# SHORT EXERCISE:
Scan the listing below. Report each line that includes "incorporates".

* begin *

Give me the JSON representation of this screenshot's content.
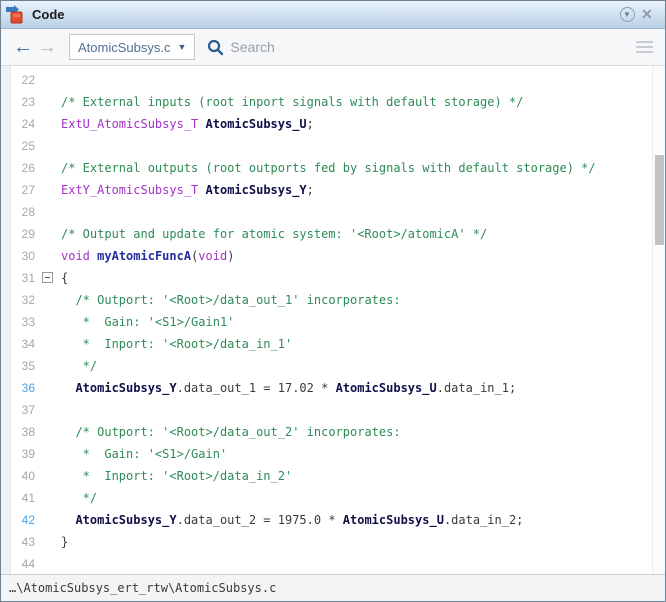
{
  "titlebar": {
    "title": "Code",
    "icons": {
      "app": "simulink-code-icon",
      "pin": "dock-menu-icon",
      "close": "close-icon"
    }
  },
  "toolbar": {
    "back_label": "←",
    "forward_label": "→",
    "file_selector": {
      "value": "AtomicSubsys.c",
      "caret": "▼"
    },
    "search": {
      "placeholder": "Search"
    }
  },
  "editor": {
    "highlighted_line_numbers": [
      36,
      42
    ],
    "fold_line_number": 31,
    "lines": [
      {
        "n": 22,
        "t": []
      },
      {
        "n": 23,
        "t": [
          [
            "c",
            "/* External inputs (root inport signals with default storage) */"
          ]
        ]
      },
      {
        "n": 24,
        "t": [
          [
            "k",
            "ExtU_AtomicSubsys_T"
          ],
          [
            "p",
            " "
          ],
          [
            "v",
            "AtomicSubsys_U"
          ],
          [
            "p",
            ";"
          ]
        ]
      },
      {
        "n": 25,
        "t": []
      },
      {
        "n": 26,
        "t": [
          [
            "c",
            "/* External outputs (root outports fed by signals with default storage) */"
          ]
        ]
      },
      {
        "n": 27,
        "t": [
          [
            "k",
            "ExtY_AtomicSubsys_T"
          ],
          [
            "p",
            " "
          ],
          [
            "v",
            "AtomicSubsys_Y"
          ],
          [
            "p",
            ";"
          ]
        ]
      },
      {
        "n": 28,
        "t": []
      },
      {
        "n": 29,
        "t": [
          [
            "c",
            "/* Output and update for atomic system: '<Root>/atomicA' */"
          ]
        ]
      },
      {
        "n": 30,
        "t": [
          [
            "k",
            "void"
          ],
          [
            "p",
            " "
          ],
          [
            "f",
            "myAtomicFuncA"
          ],
          [
            "p",
            "("
          ],
          [
            "k",
            "void"
          ],
          [
            "p",
            ")"
          ]
        ]
      },
      {
        "n": 31,
        "fold": true,
        "t": [
          [
            "p",
            "{"
          ]
        ]
      },
      {
        "n": 32,
        "t": [
          [
            "p",
            "  "
          ],
          [
            "c",
            "/* Outport: '<Root>/data_out_1' incorporates:"
          ]
        ]
      },
      {
        "n": 33,
        "t": [
          [
            "p",
            "  "
          ],
          [
            "c",
            " *  Gain: '<S1>/Gain1'"
          ]
        ]
      },
      {
        "n": 34,
        "t": [
          [
            "p",
            "  "
          ],
          [
            "c",
            " *  Inport: '<Root>/data_in_1'"
          ]
        ]
      },
      {
        "n": 35,
        "t": [
          [
            "p",
            "  "
          ],
          [
            "c",
            " */"
          ]
        ]
      },
      {
        "n": 36,
        "hl": true,
        "t": [
          [
            "p",
            "  "
          ],
          [
            "v",
            "AtomicSubsys_Y"
          ],
          [
            "p",
            ".data_out_1 = 17.02 * "
          ],
          [
            "v",
            "AtomicSubsys_U"
          ],
          [
            "p",
            ".data_in_1;"
          ]
        ]
      },
      {
        "n": 37,
        "t": []
      },
      {
        "n": 38,
        "t": [
          [
            "p",
            "  "
          ],
          [
            "c",
            "/* Outport: '<Root>/data_out_2' incorporates:"
          ]
        ]
      },
      {
        "n": 39,
        "t": [
          [
            "p",
            "  "
          ],
          [
            "c",
            " *  Gain: '<S1>/Gain'"
          ]
        ]
      },
      {
        "n": 40,
        "t": [
          [
            "p",
            "  "
          ],
          [
            "c",
            " *  Inport: '<Root>/data_in_2'"
          ]
        ]
      },
      {
        "n": 41,
        "t": [
          [
            "p",
            "  "
          ],
          [
            "c",
            " */"
          ]
        ]
      },
      {
        "n": 42,
        "hl": true,
        "t": [
          [
            "p",
            "  "
          ],
          [
            "v",
            "AtomicSubsys_Y"
          ],
          [
            "p",
            ".data_out_2 = 1975.0 * "
          ],
          [
            "v",
            "AtomicSubsys_U"
          ],
          [
            "p",
            ".data_in_2;"
          ]
        ]
      },
      {
        "n": 43,
        "t": [
          [
            "p",
            "}"
          ]
        ]
      },
      {
        "n": 44,
        "t": []
      }
    ]
  },
  "statusbar": {
    "path": "…\\AtomicSubsys_ert_rtw\\AtomicSubsys.c"
  },
  "colors": {
    "comment": "#2e8b57",
    "keyword": "#a233c8",
    "function_name": "#23309c",
    "variable": "#101049",
    "line_number": "#a6a6a6",
    "line_number_highlight": "#4aa3e8",
    "titlebar_gradient_top": "#eaf4fd",
    "titlebar_gradient_bottom": "#b9cfe4",
    "toolbar_bg": "#f6f7f8"
  }
}
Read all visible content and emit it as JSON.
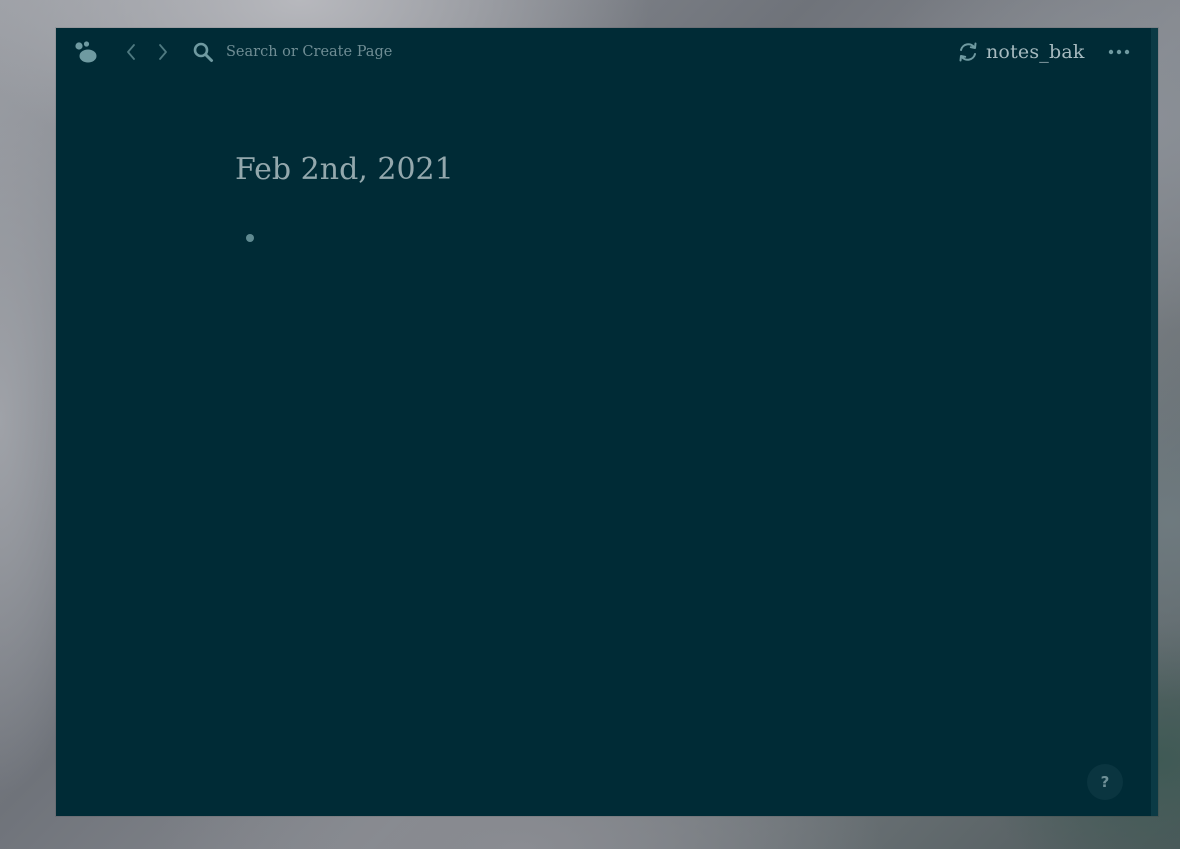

* end *

# CORRECT RESPONSE:
            "/* Outport: '<Root>/data_out_1' incorporates:"
            "/* Outport: '<Root>/data_out_2' incorporates:"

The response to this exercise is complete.